[START OF ROWS]
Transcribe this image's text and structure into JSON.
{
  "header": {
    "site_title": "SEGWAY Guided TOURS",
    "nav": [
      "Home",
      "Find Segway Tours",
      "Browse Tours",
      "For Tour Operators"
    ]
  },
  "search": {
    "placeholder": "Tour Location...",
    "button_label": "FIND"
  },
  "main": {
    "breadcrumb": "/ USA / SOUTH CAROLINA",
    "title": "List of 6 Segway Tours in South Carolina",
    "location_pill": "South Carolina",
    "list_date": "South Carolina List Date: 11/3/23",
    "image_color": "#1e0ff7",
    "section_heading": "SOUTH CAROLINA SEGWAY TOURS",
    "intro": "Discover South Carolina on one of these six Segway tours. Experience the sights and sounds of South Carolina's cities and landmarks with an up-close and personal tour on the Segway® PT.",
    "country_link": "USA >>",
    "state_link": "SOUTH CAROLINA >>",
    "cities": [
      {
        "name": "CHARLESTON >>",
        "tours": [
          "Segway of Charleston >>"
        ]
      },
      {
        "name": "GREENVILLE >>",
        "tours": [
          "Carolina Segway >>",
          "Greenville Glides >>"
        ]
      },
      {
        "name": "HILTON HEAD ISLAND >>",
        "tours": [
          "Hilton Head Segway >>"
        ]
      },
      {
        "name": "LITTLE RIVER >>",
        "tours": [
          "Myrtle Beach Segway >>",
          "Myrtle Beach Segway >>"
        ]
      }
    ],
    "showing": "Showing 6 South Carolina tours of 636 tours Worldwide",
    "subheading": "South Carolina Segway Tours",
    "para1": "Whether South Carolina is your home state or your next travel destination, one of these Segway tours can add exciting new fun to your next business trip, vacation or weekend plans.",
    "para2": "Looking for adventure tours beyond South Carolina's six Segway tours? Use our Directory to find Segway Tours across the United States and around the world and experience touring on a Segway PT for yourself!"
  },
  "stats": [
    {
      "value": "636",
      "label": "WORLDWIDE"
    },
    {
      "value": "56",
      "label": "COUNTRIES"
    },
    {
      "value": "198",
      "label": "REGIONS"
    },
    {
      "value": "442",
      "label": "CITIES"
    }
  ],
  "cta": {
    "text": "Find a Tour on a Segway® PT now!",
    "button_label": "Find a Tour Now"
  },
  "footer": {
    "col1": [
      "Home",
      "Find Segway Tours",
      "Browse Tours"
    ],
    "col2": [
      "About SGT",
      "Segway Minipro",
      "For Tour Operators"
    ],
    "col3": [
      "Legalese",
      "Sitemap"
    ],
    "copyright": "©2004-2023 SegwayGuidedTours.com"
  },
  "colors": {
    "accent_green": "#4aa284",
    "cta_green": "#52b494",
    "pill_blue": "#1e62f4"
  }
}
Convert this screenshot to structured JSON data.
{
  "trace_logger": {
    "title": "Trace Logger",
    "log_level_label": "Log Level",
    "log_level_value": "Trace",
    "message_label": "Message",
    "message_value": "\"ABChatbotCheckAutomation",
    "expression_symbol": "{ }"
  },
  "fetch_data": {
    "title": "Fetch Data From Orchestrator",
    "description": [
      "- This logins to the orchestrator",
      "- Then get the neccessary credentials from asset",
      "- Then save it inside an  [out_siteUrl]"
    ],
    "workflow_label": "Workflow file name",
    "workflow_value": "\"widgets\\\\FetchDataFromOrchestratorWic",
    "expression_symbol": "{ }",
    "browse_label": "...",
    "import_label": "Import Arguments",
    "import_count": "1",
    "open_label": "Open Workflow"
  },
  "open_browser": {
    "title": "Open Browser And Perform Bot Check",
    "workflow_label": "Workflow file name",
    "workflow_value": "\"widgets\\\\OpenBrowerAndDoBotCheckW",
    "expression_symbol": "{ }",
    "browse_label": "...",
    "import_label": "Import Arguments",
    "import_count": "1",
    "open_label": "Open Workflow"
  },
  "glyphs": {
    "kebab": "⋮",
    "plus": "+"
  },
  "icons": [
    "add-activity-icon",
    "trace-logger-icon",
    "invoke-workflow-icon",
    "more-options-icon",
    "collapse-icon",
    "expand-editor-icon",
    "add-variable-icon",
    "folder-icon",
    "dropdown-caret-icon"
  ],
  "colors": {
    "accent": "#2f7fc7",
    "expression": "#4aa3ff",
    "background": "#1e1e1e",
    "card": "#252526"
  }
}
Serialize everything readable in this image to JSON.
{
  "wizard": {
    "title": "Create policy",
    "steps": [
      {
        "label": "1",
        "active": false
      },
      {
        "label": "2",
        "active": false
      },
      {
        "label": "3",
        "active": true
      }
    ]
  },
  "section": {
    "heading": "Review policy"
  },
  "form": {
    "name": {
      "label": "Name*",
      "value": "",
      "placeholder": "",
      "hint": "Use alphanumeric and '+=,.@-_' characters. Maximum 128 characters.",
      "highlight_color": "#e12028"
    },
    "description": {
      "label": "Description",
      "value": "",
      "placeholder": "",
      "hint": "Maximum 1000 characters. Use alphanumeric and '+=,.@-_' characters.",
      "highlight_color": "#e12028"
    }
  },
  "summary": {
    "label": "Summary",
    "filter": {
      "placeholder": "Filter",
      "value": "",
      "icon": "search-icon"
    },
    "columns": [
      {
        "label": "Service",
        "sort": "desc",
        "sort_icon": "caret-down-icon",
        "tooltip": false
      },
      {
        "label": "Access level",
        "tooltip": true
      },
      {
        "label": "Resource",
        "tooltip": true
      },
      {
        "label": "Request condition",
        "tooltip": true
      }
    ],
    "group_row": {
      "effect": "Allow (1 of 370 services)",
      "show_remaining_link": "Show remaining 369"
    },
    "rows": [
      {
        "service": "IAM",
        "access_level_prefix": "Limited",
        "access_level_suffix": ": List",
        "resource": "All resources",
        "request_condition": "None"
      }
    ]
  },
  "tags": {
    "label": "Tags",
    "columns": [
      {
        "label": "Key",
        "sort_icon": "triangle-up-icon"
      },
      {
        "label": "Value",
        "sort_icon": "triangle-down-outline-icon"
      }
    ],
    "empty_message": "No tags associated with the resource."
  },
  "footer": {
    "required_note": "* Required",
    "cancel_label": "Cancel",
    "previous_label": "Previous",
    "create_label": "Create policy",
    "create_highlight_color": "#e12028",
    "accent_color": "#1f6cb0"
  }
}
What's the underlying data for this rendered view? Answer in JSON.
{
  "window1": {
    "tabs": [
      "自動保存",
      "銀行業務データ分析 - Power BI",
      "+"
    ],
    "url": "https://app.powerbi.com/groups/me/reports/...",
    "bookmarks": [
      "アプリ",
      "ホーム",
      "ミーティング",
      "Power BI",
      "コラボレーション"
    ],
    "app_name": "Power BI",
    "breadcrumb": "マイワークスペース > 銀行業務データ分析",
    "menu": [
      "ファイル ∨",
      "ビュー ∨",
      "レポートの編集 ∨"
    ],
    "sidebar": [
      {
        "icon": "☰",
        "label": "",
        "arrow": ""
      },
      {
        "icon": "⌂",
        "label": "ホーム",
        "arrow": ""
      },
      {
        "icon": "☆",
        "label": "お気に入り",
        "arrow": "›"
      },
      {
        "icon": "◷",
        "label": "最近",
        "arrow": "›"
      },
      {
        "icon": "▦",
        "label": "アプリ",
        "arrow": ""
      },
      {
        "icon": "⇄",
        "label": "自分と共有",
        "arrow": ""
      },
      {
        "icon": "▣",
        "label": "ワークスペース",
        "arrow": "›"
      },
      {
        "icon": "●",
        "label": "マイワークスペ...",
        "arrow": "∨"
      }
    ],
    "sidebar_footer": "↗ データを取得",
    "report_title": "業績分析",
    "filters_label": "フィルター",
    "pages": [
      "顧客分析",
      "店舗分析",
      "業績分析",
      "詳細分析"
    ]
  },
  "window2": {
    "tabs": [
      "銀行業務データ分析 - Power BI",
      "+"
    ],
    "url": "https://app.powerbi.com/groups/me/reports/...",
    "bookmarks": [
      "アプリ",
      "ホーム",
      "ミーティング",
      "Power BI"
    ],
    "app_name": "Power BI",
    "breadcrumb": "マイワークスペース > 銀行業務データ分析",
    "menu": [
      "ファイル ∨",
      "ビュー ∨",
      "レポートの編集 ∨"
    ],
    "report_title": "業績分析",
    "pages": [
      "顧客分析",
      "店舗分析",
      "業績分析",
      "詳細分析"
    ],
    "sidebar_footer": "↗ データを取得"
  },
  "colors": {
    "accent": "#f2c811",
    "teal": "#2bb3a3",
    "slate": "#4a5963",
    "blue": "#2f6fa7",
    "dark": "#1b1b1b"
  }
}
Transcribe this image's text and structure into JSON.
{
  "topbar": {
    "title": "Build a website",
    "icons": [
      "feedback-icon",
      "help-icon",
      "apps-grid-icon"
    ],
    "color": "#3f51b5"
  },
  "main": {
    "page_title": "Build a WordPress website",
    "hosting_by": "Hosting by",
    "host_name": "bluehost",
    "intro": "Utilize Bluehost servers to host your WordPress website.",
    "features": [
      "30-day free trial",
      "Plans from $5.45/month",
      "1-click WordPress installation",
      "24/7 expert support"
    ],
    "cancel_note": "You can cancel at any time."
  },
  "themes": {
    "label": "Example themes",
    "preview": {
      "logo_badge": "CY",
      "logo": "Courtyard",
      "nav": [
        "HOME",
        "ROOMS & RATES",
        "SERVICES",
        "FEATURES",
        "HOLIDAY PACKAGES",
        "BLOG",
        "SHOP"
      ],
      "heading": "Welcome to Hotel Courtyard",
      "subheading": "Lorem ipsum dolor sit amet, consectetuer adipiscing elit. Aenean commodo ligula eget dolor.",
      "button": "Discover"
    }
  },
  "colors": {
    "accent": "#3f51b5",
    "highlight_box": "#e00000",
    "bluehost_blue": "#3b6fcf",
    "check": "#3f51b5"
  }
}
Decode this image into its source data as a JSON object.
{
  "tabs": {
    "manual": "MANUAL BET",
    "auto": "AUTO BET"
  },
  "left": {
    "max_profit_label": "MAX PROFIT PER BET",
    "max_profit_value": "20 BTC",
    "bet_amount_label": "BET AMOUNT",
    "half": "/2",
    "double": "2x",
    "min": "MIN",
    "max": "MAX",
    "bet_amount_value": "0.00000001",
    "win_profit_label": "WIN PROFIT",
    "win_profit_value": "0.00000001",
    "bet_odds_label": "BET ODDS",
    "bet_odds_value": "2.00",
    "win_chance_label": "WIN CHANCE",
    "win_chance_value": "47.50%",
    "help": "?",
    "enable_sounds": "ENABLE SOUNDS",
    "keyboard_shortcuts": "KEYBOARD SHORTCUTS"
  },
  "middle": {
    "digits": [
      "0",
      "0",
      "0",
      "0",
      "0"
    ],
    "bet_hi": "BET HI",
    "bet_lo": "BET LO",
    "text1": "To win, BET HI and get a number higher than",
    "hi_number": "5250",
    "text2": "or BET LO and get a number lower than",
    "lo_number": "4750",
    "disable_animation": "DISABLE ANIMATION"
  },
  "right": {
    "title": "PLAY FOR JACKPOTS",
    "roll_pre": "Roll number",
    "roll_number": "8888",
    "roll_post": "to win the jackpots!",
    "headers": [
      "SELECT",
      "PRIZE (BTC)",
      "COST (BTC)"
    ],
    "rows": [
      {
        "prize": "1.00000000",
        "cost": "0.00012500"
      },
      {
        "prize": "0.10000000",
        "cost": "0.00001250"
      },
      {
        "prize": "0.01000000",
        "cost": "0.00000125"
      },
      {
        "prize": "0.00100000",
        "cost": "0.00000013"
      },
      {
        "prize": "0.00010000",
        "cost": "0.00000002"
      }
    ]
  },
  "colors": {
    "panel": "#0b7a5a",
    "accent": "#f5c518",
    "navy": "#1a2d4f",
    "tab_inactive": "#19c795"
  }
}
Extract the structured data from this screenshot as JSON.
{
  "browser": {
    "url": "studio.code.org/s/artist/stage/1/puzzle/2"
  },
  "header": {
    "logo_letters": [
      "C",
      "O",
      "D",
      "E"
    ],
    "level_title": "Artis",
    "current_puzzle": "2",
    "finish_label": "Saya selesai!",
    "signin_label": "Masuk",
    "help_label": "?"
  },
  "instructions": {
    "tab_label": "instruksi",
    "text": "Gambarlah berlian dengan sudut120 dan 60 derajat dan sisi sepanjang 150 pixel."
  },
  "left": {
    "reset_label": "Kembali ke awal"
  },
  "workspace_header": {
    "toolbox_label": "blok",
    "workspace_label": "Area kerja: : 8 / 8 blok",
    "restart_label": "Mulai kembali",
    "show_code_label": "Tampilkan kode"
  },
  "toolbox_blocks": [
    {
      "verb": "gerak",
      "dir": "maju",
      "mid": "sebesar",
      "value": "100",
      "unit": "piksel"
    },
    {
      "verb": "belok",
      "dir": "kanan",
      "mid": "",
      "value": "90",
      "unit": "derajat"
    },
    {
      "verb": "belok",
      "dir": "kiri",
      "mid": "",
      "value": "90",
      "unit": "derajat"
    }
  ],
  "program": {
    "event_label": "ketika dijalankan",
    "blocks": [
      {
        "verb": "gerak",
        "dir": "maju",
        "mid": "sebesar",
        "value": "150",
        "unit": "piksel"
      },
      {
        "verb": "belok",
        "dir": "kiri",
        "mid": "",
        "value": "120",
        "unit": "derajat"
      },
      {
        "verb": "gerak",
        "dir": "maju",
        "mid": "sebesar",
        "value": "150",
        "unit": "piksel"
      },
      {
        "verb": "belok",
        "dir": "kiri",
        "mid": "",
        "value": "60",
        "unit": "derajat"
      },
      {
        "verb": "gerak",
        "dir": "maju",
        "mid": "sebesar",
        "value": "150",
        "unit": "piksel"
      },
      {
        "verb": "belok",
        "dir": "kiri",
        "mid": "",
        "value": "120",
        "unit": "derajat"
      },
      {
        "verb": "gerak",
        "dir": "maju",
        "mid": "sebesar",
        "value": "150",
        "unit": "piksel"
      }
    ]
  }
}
[END OF ROWS]
Find the word "subheading" in the material, then list each line that holds it.

TASK RESPONSE
    "subheading": "South Carolina Segway Tours",
      "subheading": "Lorem ipsum dolor sit amet, consectetuer adipiscing elit. Aenean commodo ligula eget dolor.",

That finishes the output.